Stored data entries:

▶

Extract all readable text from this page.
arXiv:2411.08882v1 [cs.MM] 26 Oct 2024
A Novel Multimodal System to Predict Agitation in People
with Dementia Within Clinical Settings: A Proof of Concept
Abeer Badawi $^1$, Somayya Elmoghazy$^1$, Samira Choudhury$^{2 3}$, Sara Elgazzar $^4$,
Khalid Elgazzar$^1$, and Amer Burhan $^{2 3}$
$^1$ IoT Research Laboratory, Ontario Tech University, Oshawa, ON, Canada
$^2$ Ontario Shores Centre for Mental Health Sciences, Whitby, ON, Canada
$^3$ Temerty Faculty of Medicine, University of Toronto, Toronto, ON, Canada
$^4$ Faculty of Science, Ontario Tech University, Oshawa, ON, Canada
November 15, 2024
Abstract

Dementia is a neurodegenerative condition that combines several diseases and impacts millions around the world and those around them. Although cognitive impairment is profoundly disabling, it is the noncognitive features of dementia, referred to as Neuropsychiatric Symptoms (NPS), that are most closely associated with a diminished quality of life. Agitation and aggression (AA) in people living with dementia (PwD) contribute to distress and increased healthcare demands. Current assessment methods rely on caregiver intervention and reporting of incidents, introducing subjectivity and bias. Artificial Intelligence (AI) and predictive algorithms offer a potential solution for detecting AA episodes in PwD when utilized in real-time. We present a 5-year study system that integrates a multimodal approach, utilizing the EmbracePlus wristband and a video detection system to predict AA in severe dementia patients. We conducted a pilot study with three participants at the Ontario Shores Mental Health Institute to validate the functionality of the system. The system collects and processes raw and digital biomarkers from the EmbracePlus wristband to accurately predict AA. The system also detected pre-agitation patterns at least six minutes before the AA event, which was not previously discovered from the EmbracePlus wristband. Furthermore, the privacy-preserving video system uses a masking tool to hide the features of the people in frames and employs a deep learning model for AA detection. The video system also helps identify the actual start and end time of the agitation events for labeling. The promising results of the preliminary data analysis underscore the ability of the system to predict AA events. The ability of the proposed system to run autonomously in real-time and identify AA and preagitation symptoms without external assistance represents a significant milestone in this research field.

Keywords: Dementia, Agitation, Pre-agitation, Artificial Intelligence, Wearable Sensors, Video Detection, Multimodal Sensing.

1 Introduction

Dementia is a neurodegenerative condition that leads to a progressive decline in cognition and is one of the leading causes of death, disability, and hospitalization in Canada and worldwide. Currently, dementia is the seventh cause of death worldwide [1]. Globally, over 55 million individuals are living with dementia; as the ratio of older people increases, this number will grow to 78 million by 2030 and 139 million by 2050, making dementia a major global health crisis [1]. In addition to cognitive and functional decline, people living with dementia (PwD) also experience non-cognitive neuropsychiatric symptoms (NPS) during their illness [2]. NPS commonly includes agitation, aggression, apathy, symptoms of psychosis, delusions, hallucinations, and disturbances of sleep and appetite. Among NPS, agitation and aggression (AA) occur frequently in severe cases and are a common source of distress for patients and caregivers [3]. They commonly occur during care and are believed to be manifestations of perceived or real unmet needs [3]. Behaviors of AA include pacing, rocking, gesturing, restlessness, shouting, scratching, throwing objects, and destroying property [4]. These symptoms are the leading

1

◀

**TASK TO COMPLETE:** Copy each line of the records that contains the word "Faculty".

**RESULT OF THE EXERCISE:**
$^3$ Temerty Faculty of Medicine, University of Toronto, Toronto, ON, Canada
$^4$ Faculty of Science, Ontario Tech University, Oshawa, ON, Canada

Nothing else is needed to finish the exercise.